Rows from a layout dataset
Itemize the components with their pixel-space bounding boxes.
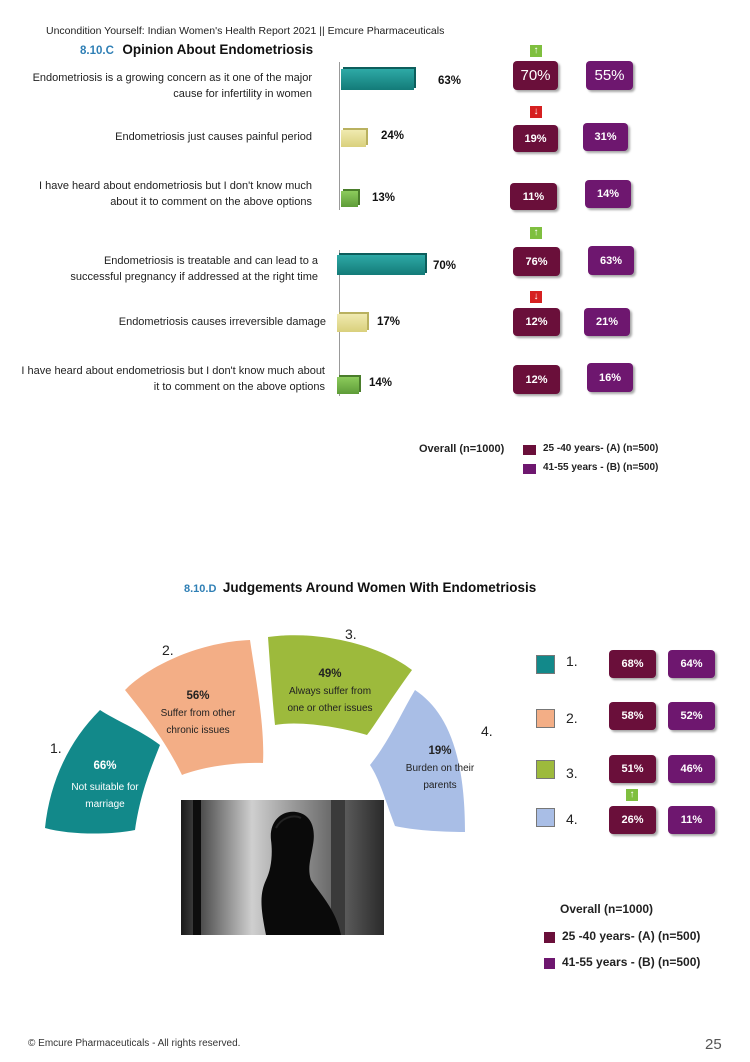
arrow-up-icon: ↑ bbox=[530, 227, 542, 239]
judgement-a-box-3: 51% bbox=[609, 755, 656, 783]
group-a-box-4: 76% bbox=[513, 247, 560, 276]
segment-1-label: Not suitable for marriage bbox=[71, 782, 139, 810]
overall-pct-1: 63% bbox=[438, 75, 462, 87]
legend-label-a: 25 -40 years- (A) (n=500) bbox=[543, 443, 659, 454]
bar-5 bbox=[337, 314, 367, 332]
bar-3 bbox=[341, 191, 358, 207]
bar-6 bbox=[337, 377, 359, 394]
chart1-axis bbox=[339, 62, 340, 210]
legend-square-3 bbox=[536, 760, 555, 779]
arrow-down-icon: ↓ bbox=[530, 291, 542, 303]
legend-d-label-a: 25 -40 years- (A) (n=500) bbox=[562, 929, 701, 943]
segment-3-pct: 49% bbox=[318, 668, 342, 680]
group-b-box-2: 31% bbox=[583, 123, 628, 151]
overall-pct-2: 24% bbox=[381, 130, 405, 142]
segment-2-text bbox=[148, 688, 248, 739]
group-a-box-1: 70% bbox=[513, 61, 558, 90]
overall-pct-5: 17% bbox=[377, 316, 401, 328]
legend-d-swatch-b bbox=[544, 958, 555, 969]
segment-2-pct: 56% bbox=[186, 690, 210, 702]
group-a-box-5: 12% bbox=[513, 308, 560, 336]
statement-1: Endometriosis is a growing concern as it one of the major cause for infertility in women bbox=[32, 72, 312, 100]
group-b-box-4: 63% bbox=[588, 246, 634, 275]
legend-num-1: 1. bbox=[566, 653, 578, 669]
segment-1-text bbox=[55, 758, 155, 813]
bar-2 bbox=[341, 130, 366, 147]
legend-d-label-b: 41-55 years - (B) (n=500) bbox=[562, 955, 701, 969]
judgement-a-box-1: 68% bbox=[609, 650, 656, 678]
section-d-number: 8.10.D bbox=[184, 583, 217, 595]
section-d-heading bbox=[184, 579, 536, 597]
segment-4-pct: 19% bbox=[428, 745, 452, 757]
segment-4-number: 4. bbox=[481, 723, 493, 739]
segment-4-text bbox=[390, 743, 490, 794]
legend-d-swatch-a bbox=[544, 932, 555, 943]
segment-1-number: 1. bbox=[50, 740, 62, 756]
legend-square-2 bbox=[536, 709, 555, 728]
group-b-box-3: 14% bbox=[585, 180, 631, 208]
page-number: 25 bbox=[705, 1036, 722, 1053]
judgement-b-box-3: 46% bbox=[668, 755, 715, 783]
judgement-a-box-4: 26% bbox=[609, 806, 656, 834]
section-c-heading bbox=[80, 41, 313, 59]
group-a-box-6: 12% bbox=[513, 365, 560, 394]
overall-pct-4: 70% bbox=[433, 260, 457, 272]
arrow-up-icon: ↑ bbox=[530, 45, 542, 57]
segment-3-text bbox=[280, 666, 380, 717]
bar-1 bbox=[341, 69, 414, 90]
legend-overall: Overall (n=1000) bbox=[419, 443, 505, 455]
group-a-box-2: 19% bbox=[513, 125, 558, 152]
legend-square-1 bbox=[536, 655, 555, 674]
segment-3-number: 3. bbox=[345, 626, 357, 642]
judgement-b-box-1: 64% bbox=[668, 650, 715, 678]
judgement-b-box-2: 52% bbox=[668, 702, 715, 730]
section-c-number: 8.10.C bbox=[80, 45, 114, 57]
legend-num-3: 3. bbox=[566, 765, 578, 781]
footer-copyright: © Emcure Pharmaceuticals - All rights reserved. bbox=[28, 1038, 241, 1049]
legend-swatch-a bbox=[523, 445, 536, 455]
statement-6: I have heard about endometriosis but I don't know much about it to comment on the above options bbox=[21, 365, 325, 393]
segment-2-label: Suffer from other chronic issues bbox=[160, 708, 236, 736]
segment-3-label: Always suffer from one or other issues bbox=[287, 686, 373, 714]
group-a-box-3: 11% bbox=[510, 183, 557, 210]
segment-4-label: Burden on their parents bbox=[405, 763, 475, 791]
judgement-b-box-4: 11% bbox=[668, 806, 715, 834]
group-b-box-5: 21% bbox=[584, 308, 630, 336]
statement-4: Endometriosis is treatable and can lead to a successful pregnancy if addressed at the right time bbox=[70, 255, 318, 283]
judgement-a-box-2: 58% bbox=[609, 702, 656, 730]
arrow-down-icon: ↓ bbox=[530, 106, 542, 118]
segment-2-number: 2. bbox=[162, 642, 174, 658]
legend-swatch-b bbox=[523, 464, 536, 474]
legend-num-4: 4. bbox=[566, 811, 578, 827]
segment-1-pct: 66% bbox=[93, 760, 117, 772]
section-d-title: Judgements Around Women With Endometriosis bbox=[222, 580, 537, 595]
arrow-up-icon: ↑ bbox=[626, 789, 638, 801]
section-c-title: Opinion About Endometriosis bbox=[122, 42, 314, 57]
group-b-box-1: 55% bbox=[586, 61, 633, 90]
group-b-box-6: 16% bbox=[587, 363, 633, 392]
overall-pct-6: 14% bbox=[369, 377, 393, 389]
statement-2: Endometriosis just causes painful period bbox=[115, 131, 312, 143]
statement-3: I have heard about endometriosis but I don't know much about it to comment on the above options bbox=[39, 180, 312, 208]
legend-label-b: 41-55 years - (B) (n=500) bbox=[543, 462, 659, 473]
legend-num-2: 2. bbox=[566, 710, 578, 726]
statement-5: Endometriosis causes irreversible damage bbox=[118, 316, 326, 328]
woman-silhouette-photo bbox=[181, 800, 384, 935]
bar-4 bbox=[337, 255, 425, 275]
overall-pct-3: 13% bbox=[372, 192, 396, 204]
legend-d-overall: Overall (n=1000) bbox=[560, 902, 654, 916]
legend-square-4 bbox=[536, 808, 555, 827]
report-header: Uncondition Yourself: Indian Women's Health Report 2021 || Emcure Pharmaceuticals bbox=[46, 25, 445, 37]
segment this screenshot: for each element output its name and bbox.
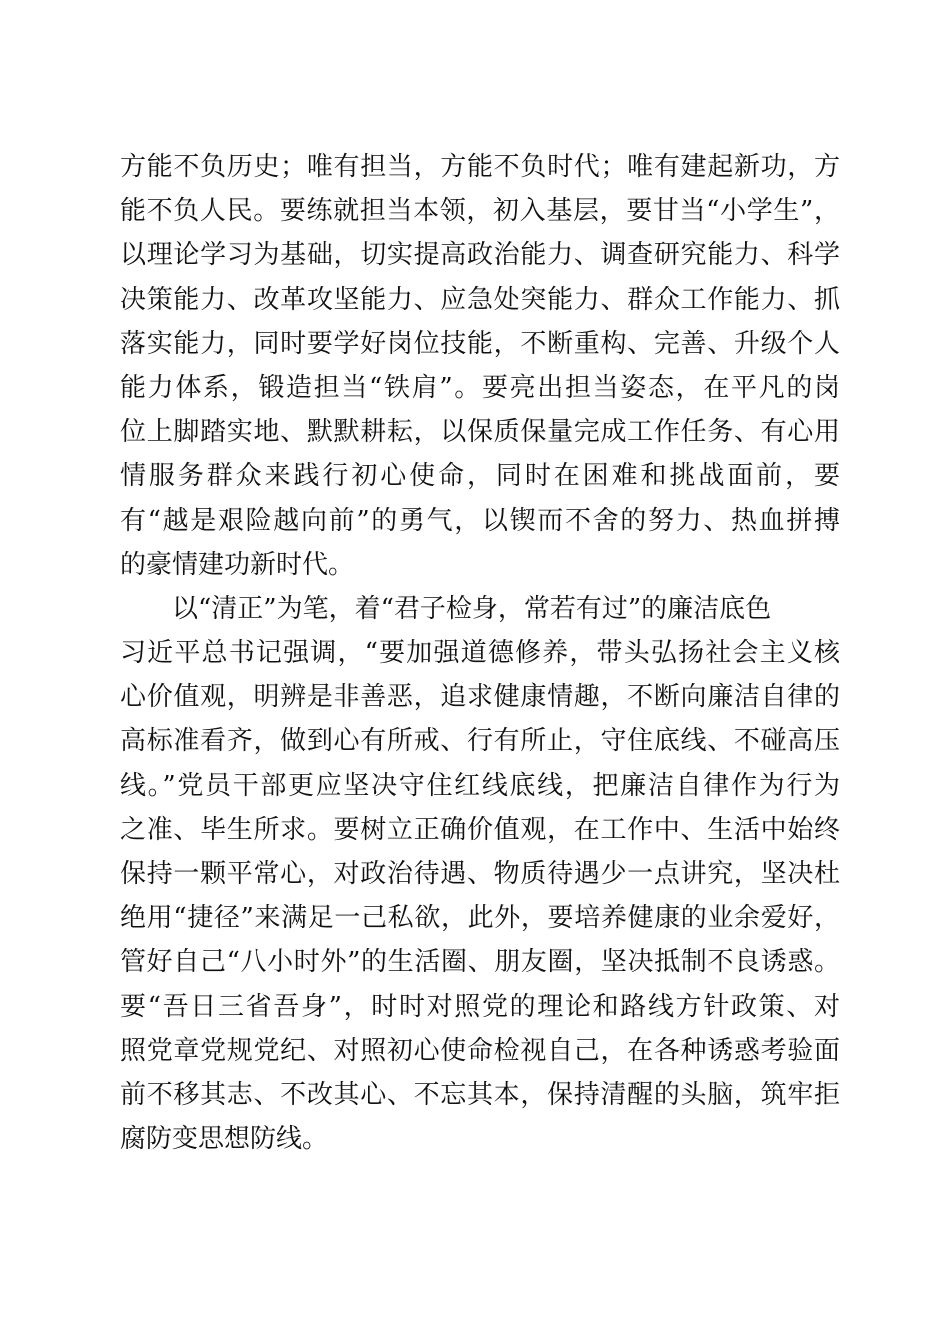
paragraph-2-line: 腐防变思想防线。: [120, 1124, 329, 1155]
paragraph-1-line: 有“越是艰险越向前”的勇气，以锲而不舍的努力、热血拼搏: [120, 505, 840, 536]
paragraph-2-line: 前不移其志、不改其心、不忘其本，保持清醒的头脑，筑牢拒: [120, 1079, 840, 1110]
paragraph-2-line: 绝用“捷径”来满足一己私欲，此外，要培养健康的业余爱好，: [120, 903, 840, 934]
paragraph-1-line: 的豪情建功新时代。: [120, 549, 355, 580]
paragraph-1-line: 以理论学习为基础，切实提高政治能力、调查研究能力、科学: [120, 240, 840, 271]
paragraph-2-line: 管好自己“八小时外”的生活圈、朋友圈，坚决抵制不良诱惑。: [120, 947, 840, 978]
paragraph-2-line: 线。”党员干部更应坚决守住红线底线，把廉洁自律作为行为: [120, 770, 840, 801]
paragraph-1-line: 能力体系，锻造担当“铁肩”。要亮出担当姿态，在平凡的岗: [120, 372, 840, 403]
paragraph-1-line: 决策能力、改革攻坚能力、应急处突能力、群众工作能力、抓: [120, 284, 840, 315]
paragraph-1-line: 能不负人民。要练就担当本领，初入基层，要甘当“小学生”，: [120, 196, 840, 227]
paragraph-2-line: 高标准看齐，做到心有所戒、行有所止，守住底线、不碰高压: [120, 726, 840, 757]
paragraph-2-line: 心价值观，明辨是非善恶，追求健康情趣，不断向廉洁自律的: [120, 682, 840, 713]
paragraph-1-line: 落实能力，同时要学好岗位技能，不断重构、完善、升级个人: [120, 328, 840, 359]
paragraph-2-line: 要“吾日三省吾身”，时时对照党的理论和路线方针政策、对: [120, 991, 840, 1022]
paragraph-2-line: 之准、毕生所求。要树立正确价值观，在工作中、生活中始终: [120, 814, 840, 845]
paragraph-1-line: 方能不负历史；唯有担当，方能不负时代；唯有建起新功，方: [120, 152, 840, 182]
section-heading: 以“清正”为笔，着“君子检身，常若有过”的廉洁底色: [172, 593, 772, 624]
paragraph-2-line: 习近平总书记强调，“要加强道德修养，带头弘扬社会主义核: [120, 638, 840, 669]
body-text: [120, 145, 840, 1161]
paragraph-1-line: 位上脚踏实地、默默耕耘，以保质保量完成工作任务、有心用: [120, 417, 840, 448]
paragraph-2-line: 照党章党规党纪、对照初心使命检视自己，在各种诱惑考验面: [120, 1035, 840, 1066]
paragraph-2-line: 保持一颗平常心，对政治待遇、物质待遇少一点讲究，坚决杜: [120, 859, 840, 889]
paragraph-1-line: 情服务群众来践行初心使命，同时在困难和挑战面前，要: [120, 461, 840, 492]
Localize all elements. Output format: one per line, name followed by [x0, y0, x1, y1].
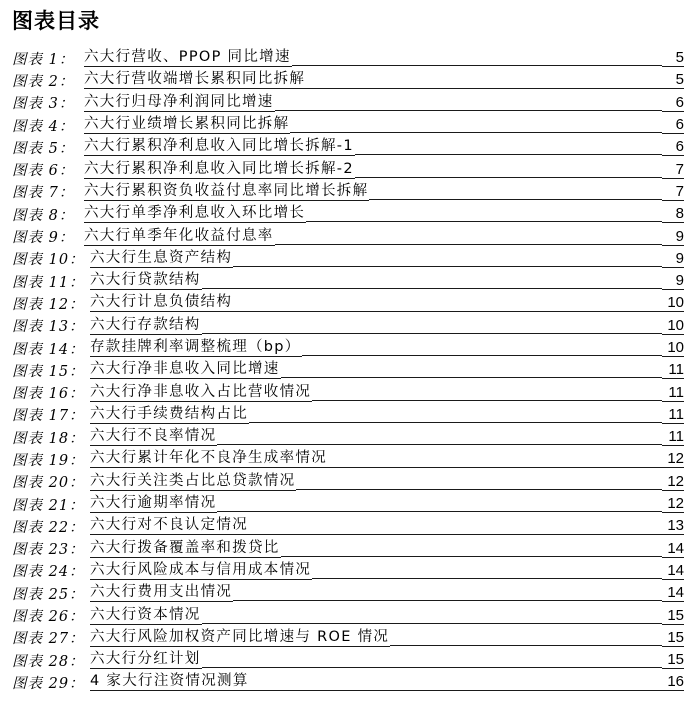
toc-entry-page-number[interactable]: 12 — [662, 473, 684, 491]
toc-entry[interactable] — [12, 359, 684, 381]
toc-leader-line — [202, 623, 662, 624]
toc-entry-link[interactable]: 六大行费用支出情况 — [90, 584, 233, 601]
toc-entry[interactable] — [12, 448, 684, 470]
toc-entry-label: 图表 15： — [12, 363, 85, 380]
toc-entry[interactable] — [12, 604, 684, 626]
toc-entry-label: 图表 1： — [12, 51, 75, 68]
toc-entry[interactable] — [12, 671, 684, 693]
toc-entry-page-number[interactable]: 9 — [662, 228, 684, 246]
toc-entry[interactable] — [12, 426, 684, 448]
toc-entry[interactable] — [12, 225, 684, 247]
toc-entry-label: 图表 8： — [12, 207, 75, 224]
toc-entry-link[interactable]: 六大行拨备覆盖率和拨贷比 — [90, 539, 280, 556]
toc-entry-label: 图表 10： — [12, 252, 85, 269]
toc-leader-line — [202, 333, 662, 334]
toc-leader-line — [233, 266, 662, 267]
toc-entry-label: 图表 20： — [12, 475, 85, 492]
toc-leader-line — [233, 600, 662, 601]
toc-leader-line — [249, 534, 662, 535]
toc-entry[interactable] — [12, 493, 684, 515]
toc-entry-page-number[interactable]: 14 — [662, 584, 684, 602]
toc-entry-label: 图表 26： — [12, 609, 85, 626]
toc-entry[interactable] — [12, 560, 684, 582]
toc-entry[interactable] — [12, 47, 684, 69]
toc-leader-line — [292, 65, 662, 66]
toc-entry[interactable] — [12, 471, 684, 493]
toc-entry-link[interactable]: 六大行归母净利润同比增速 — [84, 93, 274, 110]
toc-entry[interactable] — [12, 627, 684, 649]
toc-entry-label: 图表 5： — [12, 140, 75, 157]
toc-entry-page-number[interactable]: 9 — [662, 272, 684, 290]
toc-entry-link[interactable]: 六大行累积净利息收入同比增长拆解-2 — [84, 160, 354, 177]
toc-leader-line — [296, 489, 662, 490]
toc-entry-page-number[interactable]: 15 — [662, 651, 684, 669]
toc-leader-line — [369, 199, 662, 200]
toc-entry[interactable] — [12, 203, 684, 225]
toc-entry-page-number[interactable]: 5 — [662, 71, 684, 89]
toc-entry-page-number[interactable]: 11 — [662, 384, 684, 402]
toc-list — [12, 47, 684, 694]
toc-leader-line — [281, 377, 662, 378]
toc-entry[interactable] — [12, 158, 684, 180]
toc-leader-line — [306, 88, 662, 89]
toc-entry[interactable] — [12, 292, 684, 314]
toc-leader-line — [202, 288, 662, 289]
toc-entry-label: 图表 29： — [12, 675, 85, 692]
toc-entry-page-number[interactable]: 6 — [662, 138, 684, 156]
toc-entry-page-number[interactable]: 11 — [662, 406, 684, 424]
toc-entry-link[interactable]: 六大行资本情况 — [90, 606, 201, 623]
toc-entry-page-number[interactable]: 12 — [662, 450, 684, 468]
toc-entry-link[interactable]: 存款挂牌利率调整梳理（bp） — [90, 339, 301, 355]
toc-entry-page-number[interactable]: 6 — [662, 116, 684, 134]
toc-entry[interactable] — [12, 515, 684, 537]
toc-entry-link[interactable]: 六大行累积资负收益付息率同比增长拆解 — [84, 182, 369, 199]
toc-leader-line — [217, 511, 662, 512]
toc-entry-page-number[interactable]: 11 — [662, 361, 684, 379]
toc-entry[interactable] — [12, 538, 684, 560]
toc-entry-page-number[interactable]: 7 — [662, 161, 684, 179]
toc-entry[interactable] — [12, 69, 684, 91]
toc-entry-page-number[interactable]: 10 — [662, 294, 684, 312]
toc-entry-page-number[interactable]: 14 — [662, 540, 684, 558]
toc-leader-line — [233, 311, 662, 312]
toc-leader-line — [281, 556, 662, 557]
toc-entry[interactable] — [12, 404, 684, 426]
toc-leader-line — [355, 177, 662, 178]
toc-entry-page-number[interactable]: 15 — [662, 607, 684, 625]
toc-entry-label: 图表 16： — [12, 386, 85, 403]
toc-leader-line — [328, 467, 662, 468]
toc-entry-link[interactable]: 六大行关注类占比总贷款情况 — [90, 472, 296, 489]
toc-entry-link[interactable]: 六大行不良率情况 — [90, 428, 217, 445]
toc-entry-link[interactable]: 六大行手续费结构占比 — [90, 405, 248, 422]
toc-entry-link[interactable]: 六大行业绩增长累积同比拆解 — [84, 116, 290, 133]
toc-leader-line — [275, 244, 662, 245]
toc-entry-link[interactable]: 六大行净非息收入占比营收情况 — [90, 383, 312, 400]
toc-entry[interactable] — [12, 381, 684, 403]
toc-entry-link[interactable]: 六大行计息负债结构 — [90, 294, 233, 311]
toc-entry-link[interactable]: 六大行逾期率情况 — [90, 495, 217, 512]
toc-leader-line — [250, 690, 662, 691]
toc-entry-link[interactable]: 六大行分红计划 — [90, 651, 201, 668]
toc-entry-label: 图表 22： — [12, 519, 85, 536]
toc-leader-line — [312, 578, 662, 579]
toc-entry-page-number[interactable]: 14 — [662, 562, 684, 580]
toc-entry-label: 图表 23： — [12, 542, 85, 559]
toc-entry-label: 图表 14： — [12, 341, 85, 358]
toc-entry-link[interactable]: 六大行贷款结构 — [90, 272, 201, 289]
toc-entry-label: 图表 9： — [12, 230, 75, 247]
toc-leader-line — [390, 645, 662, 646]
toc-entry-link[interactable]: 六大行风险成本与信用成本情况 — [90, 561, 312, 578]
toc-entry[interactable] — [12, 136, 684, 158]
toc-entry-page-number[interactable]: 10 — [662, 317, 684, 335]
toc-entry-page-number[interactable]: 16 — [662, 673, 684, 691]
toc-entry-link[interactable]: 六大行存款结构 — [90, 316, 201, 333]
toc-entry-page-number[interactable]: 11 — [662, 428, 684, 446]
toc-entry-label: 图表 7： — [12, 185, 75, 202]
toc-leader-line — [217, 444, 662, 445]
toc-entry-link[interactable]: 六大行对不良认定情况 — [90, 517, 248, 534]
toc-entry-link[interactable]: 六大行风险加权资产同比增速与 ROE 情况 — [90, 628, 390, 645]
toc-entry[interactable] — [12, 315, 684, 337]
toc-entry-label: 图表 6： — [12, 163, 75, 180]
toc-entry-label: 图表 28： — [12, 653, 85, 670]
toc-entry[interactable] — [12, 181, 684, 203]
page-title: 图表目录 — [12, 9, 100, 33]
toc-entry-page-number[interactable]: 6 — [662, 94, 684, 112]
toc-entry-link[interactable]: 六大行净非息收入同比增速 — [90, 361, 280, 378]
toc-entry[interactable] — [12, 92, 684, 114]
toc-entry-label: 图表 12： — [12, 296, 85, 313]
toc-entry-label: 图表 25： — [12, 586, 85, 603]
toc-entry-label: 图表 21： — [12, 497, 85, 514]
toc-entry-label: 图表 24： — [12, 564, 85, 581]
toc-entry[interactable] — [12, 649, 684, 671]
toc-leader-line — [312, 400, 662, 401]
toc-entry-label: 图表 19： — [12, 452, 85, 469]
toc-leader-line — [275, 110, 662, 111]
toc-entry-link[interactable]: 六大行单季年化收益付息率 — [84, 227, 274, 244]
toc-leader-line — [355, 154, 662, 155]
toc-entry-label: 图表 3： — [12, 96, 75, 113]
toc-entry-page-number[interactable]: 5 — [662, 49, 684, 67]
toc-entry-page-number[interactable]: 9 — [662, 250, 684, 268]
toc-entry-page-number[interactable]: 13 — [662, 517, 684, 535]
toc-entry[interactable] — [12, 248, 684, 270]
toc-entry[interactable] — [12, 337, 684, 359]
toc-entry-label: 图表 27： — [12, 631, 85, 648]
toc-entry-page-number[interactable]: 15 — [662, 629, 684, 647]
toc-entry-link[interactable]: 六大行累积净利息收入同比增长拆解-1 — [84, 138, 354, 155]
toc-leader-line — [249, 422, 662, 423]
toc-entry-page-number[interactable]: 12 — [662, 495, 684, 513]
toc-entry-link[interactable]: 六大行营收、PPOP 同比增速 — [84, 49, 291, 66]
toc-entry-link[interactable]: 六大行累计年化不良净生成率情况 — [90, 450, 327, 467]
toc-entry[interactable] — [12, 270, 684, 292]
toc-leader-line — [202, 667, 662, 668]
toc-leader-line — [302, 355, 662, 356]
toc-entry-link[interactable]: 4 家大行注资情况测算 — [90, 673, 249, 690]
toc-entry[interactable] — [12, 582, 684, 604]
toc-entry-label: 图表 18： — [12, 430, 85, 447]
toc-entry-label: 图表 2： — [12, 73, 75, 90]
toc-entry-label: 图表 13： — [12, 319, 85, 336]
toc-entry-page-number[interactable]: 10 — [662, 339, 684, 357]
toc-leader-line — [306, 221, 662, 222]
toc-entry-label: 图表 17： — [12, 408, 85, 425]
toc-entry-page-number[interactable]: 8 — [662, 205, 684, 223]
toc-entry-page-number[interactable]: 7 — [662, 183, 684, 201]
toc-entry-link[interactable]: 六大行单季净利息收入环比增长 — [84, 205, 306, 222]
toc-entry[interactable] — [12, 114, 684, 136]
toc-entry-label: 图表 4： — [12, 118, 75, 135]
toc-entry-label: 图表 11： — [12, 274, 85, 291]
toc-entry-link[interactable]: 六大行生息资产结构 — [90, 249, 233, 266]
toc-entry-link[interactable]: 六大行营收端增长累积同比拆解 — [84, 71, 306, 88]
toc-leader-line — [290, 132, 662, 133]
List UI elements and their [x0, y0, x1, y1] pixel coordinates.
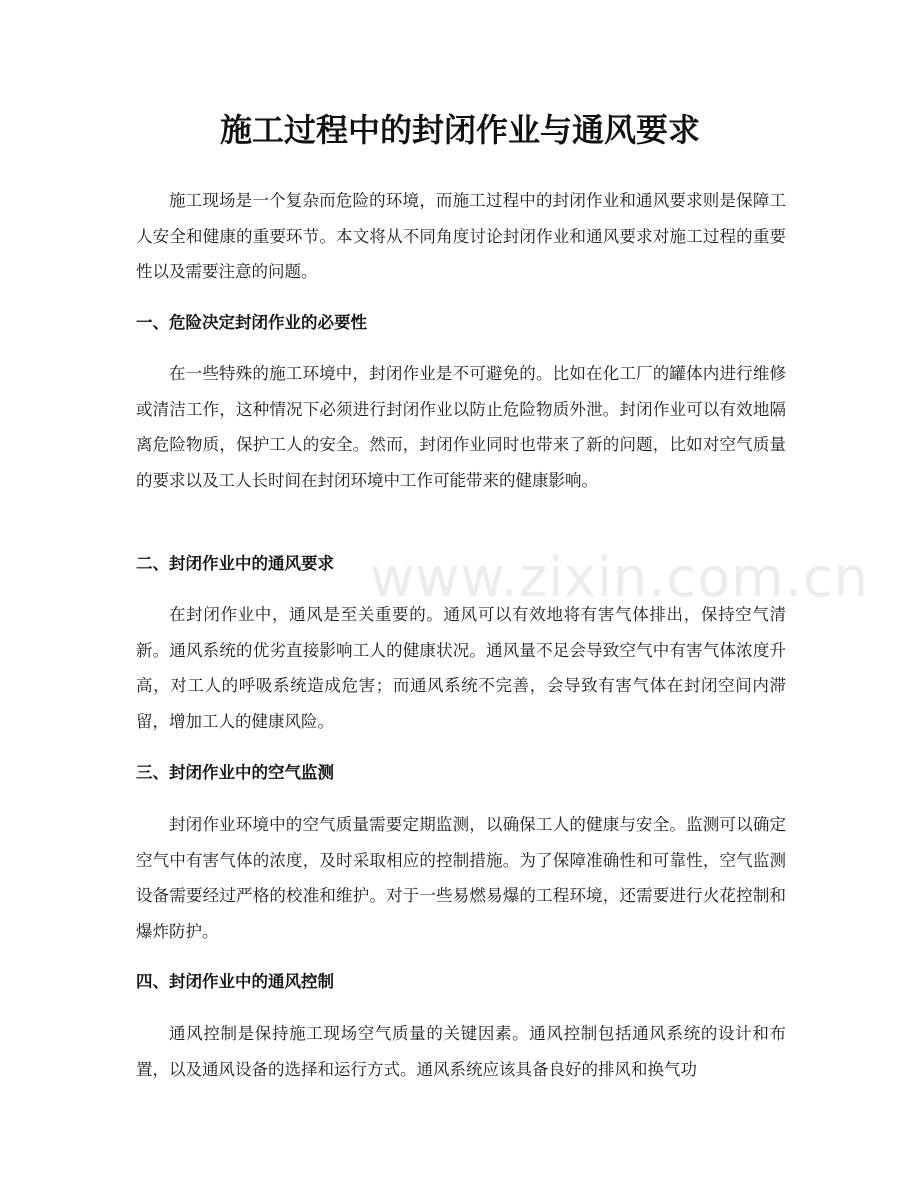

- **Work to do**
Count the lines above that contain the string "square", treating uppercase and lowercase as different. Give only the number.

- **Response to the task**
4